**Task to complete**: Please reproduce the lines from the first one through the line containing "censor-mark-nli: [458, 232, 467, 244]", swapping "Percent survival" for "Survival (%)" and keeping everything else unchanged.

**Layout coordinate data**:

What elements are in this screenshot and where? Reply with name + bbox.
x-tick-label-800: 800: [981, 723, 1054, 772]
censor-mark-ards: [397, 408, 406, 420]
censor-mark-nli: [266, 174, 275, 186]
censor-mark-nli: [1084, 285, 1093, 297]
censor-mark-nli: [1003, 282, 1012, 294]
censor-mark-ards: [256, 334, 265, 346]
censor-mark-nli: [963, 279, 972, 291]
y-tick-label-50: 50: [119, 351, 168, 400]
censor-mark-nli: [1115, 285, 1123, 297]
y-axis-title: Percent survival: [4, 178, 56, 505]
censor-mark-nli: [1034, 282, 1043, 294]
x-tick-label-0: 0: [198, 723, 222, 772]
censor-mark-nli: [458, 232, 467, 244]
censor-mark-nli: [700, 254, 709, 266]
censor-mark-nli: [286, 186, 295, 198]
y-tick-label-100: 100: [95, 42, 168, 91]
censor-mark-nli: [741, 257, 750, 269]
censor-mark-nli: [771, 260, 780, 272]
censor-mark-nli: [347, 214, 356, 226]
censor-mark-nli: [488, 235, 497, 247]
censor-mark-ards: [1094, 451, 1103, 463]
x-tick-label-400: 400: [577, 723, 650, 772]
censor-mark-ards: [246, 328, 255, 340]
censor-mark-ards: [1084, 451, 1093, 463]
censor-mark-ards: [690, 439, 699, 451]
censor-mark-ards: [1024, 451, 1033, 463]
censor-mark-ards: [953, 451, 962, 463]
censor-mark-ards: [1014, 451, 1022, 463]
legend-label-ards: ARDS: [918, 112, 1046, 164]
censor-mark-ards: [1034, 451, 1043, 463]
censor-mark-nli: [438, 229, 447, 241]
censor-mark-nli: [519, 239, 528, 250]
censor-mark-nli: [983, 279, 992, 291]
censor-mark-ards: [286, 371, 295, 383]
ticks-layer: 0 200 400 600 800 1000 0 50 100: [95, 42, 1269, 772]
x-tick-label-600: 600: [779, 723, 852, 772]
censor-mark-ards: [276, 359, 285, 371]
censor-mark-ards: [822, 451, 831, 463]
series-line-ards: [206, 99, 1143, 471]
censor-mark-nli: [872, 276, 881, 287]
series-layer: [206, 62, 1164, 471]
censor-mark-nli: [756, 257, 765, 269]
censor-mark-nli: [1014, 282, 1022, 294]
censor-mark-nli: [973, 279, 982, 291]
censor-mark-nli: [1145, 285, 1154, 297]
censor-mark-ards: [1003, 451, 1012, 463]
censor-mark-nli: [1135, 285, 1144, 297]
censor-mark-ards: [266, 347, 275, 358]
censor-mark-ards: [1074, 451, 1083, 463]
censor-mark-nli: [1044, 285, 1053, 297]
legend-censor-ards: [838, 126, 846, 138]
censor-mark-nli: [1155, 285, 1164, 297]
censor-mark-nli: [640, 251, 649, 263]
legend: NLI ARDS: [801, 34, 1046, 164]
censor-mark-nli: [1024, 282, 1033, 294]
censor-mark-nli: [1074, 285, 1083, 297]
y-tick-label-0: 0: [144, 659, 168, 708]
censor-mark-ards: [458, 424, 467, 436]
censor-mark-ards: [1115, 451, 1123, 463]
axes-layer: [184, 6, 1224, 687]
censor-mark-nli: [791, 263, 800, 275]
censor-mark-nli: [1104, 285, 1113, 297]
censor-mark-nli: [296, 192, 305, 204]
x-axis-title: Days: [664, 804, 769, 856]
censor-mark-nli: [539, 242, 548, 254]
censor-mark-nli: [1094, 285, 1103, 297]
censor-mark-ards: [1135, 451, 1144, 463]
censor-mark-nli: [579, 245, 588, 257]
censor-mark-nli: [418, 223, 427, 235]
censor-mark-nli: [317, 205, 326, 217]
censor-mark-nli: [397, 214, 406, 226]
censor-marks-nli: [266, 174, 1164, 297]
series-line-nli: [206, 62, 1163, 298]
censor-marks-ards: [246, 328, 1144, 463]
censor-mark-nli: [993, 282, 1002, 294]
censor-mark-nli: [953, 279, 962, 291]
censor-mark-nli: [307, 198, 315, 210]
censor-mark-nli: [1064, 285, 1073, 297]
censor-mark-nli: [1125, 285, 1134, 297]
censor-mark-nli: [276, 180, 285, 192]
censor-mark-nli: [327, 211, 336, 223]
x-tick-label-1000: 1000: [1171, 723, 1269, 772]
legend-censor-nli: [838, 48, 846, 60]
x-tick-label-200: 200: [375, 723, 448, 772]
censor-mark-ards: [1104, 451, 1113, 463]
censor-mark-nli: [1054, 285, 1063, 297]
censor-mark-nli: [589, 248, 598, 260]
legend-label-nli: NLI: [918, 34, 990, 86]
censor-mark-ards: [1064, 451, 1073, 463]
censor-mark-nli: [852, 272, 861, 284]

**Exercise solution**:
What elements are in this screenshot and where? Reply with name + bbox.
x-tick-label-800: 800: [981, 723, 1054, 772]
censor-mark-ards: [397, 408, 406, 420]
censor-mark-nli: [266, 174, 275, 186]
censor-mark-nli: [1084, 285, 1093, 297]
censor-mark-nli: [1003, 282, 1012, 294]
censor-mark-ards: [256, 334, 265, 346]
censor-mark-nli: [963, 279, 972, 291]
y-tick-label-50: 50: [119, 351, 168, 400]
censor-mark-nli: [1115, 285, 1123, 297]
y-axis-title: Survival (%): [4, 178, 56, 505]
censor-mark-nli: [1034, 282, 1043, 294]
x-tick-label-0: 0: [198, 723, 222, 772]
censor-mark-nli: [458, 232, 467, 244]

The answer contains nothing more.